═══ STORED DATA

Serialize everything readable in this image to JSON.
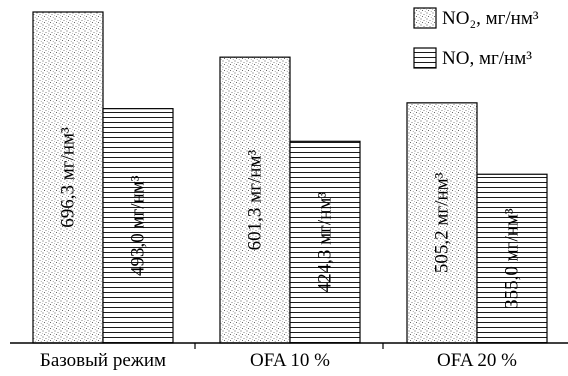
{
  "chart_data": {
    "type": "bar",
    "title": "",
    "xlabel": "",
    "ylabel": "",
    "categories": [
      "Базовый режим",
      "OFA 10 %",
      "OFA 20 %"
    ],
    "ylim": [
      0,
      700
    ],
    "grid": false,
    "legend_position": "top-right",
    "series": [
      {
        "name": "NO₂, мг/нм³",
        "pattern": "stipple",
        "values": [
          696.3,
          601.3,
          505.2
        ],
        "labels": [
          "696,3 мг/нм³",
          "601,3 мг/нм³",
          "505,2 мг/нм³"
        ]
      },
      {
        "name": "NO, мг/нм³",
        "pattern": "horizontal-lines",
        "values": [
          493.0,
          424.3,
          355.0
        ],
        "labels": [
          "493,0 мг/нм³",
          "424,3 мг/нм³",
          "355,0 мг/нм³"
        ]
      }
    ]
  }
}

══════

THE EXERCISE: Repeat all of the data above word for word, minus the pictures.

EXPECTED OUTPUT:
Serialize everything readable in this image to JSON.
{
  "chart_data": {
    "type": "bar",
    "title": "",
    "xlabel": "",
    "ylabel": "",
    "categories": [
      "Базовый режим",
      "OFA 10 %",
      "OFA 20 %"
    ],
    "ylim": [
      0,
      700
    ],
    "grid": false,
    "legend_position": "top-right",
    "series": [
      {
        "name": "NO₂, мг/нм³",
        "pattern": "stipple",
        "values": [
          696.3,
          601.3,
          505.2
        ],
        "labels": [
          "696,3 мг/нм³",
          "601,3 мг/нм³",
          "505,2 мг/нм³"
        ]
      },
      {
        "name": "NO, мг/нм³",
        "pattern": "horizontal-lines",
        "values": [
          493.0,
          424.3,
          355.0
        ],
        "labels": [
          "493,0 мг/нм³",
          "424,3 мг/нм³",
          "355,0 мг/нм³"
        ]
      }
    ]
  }
}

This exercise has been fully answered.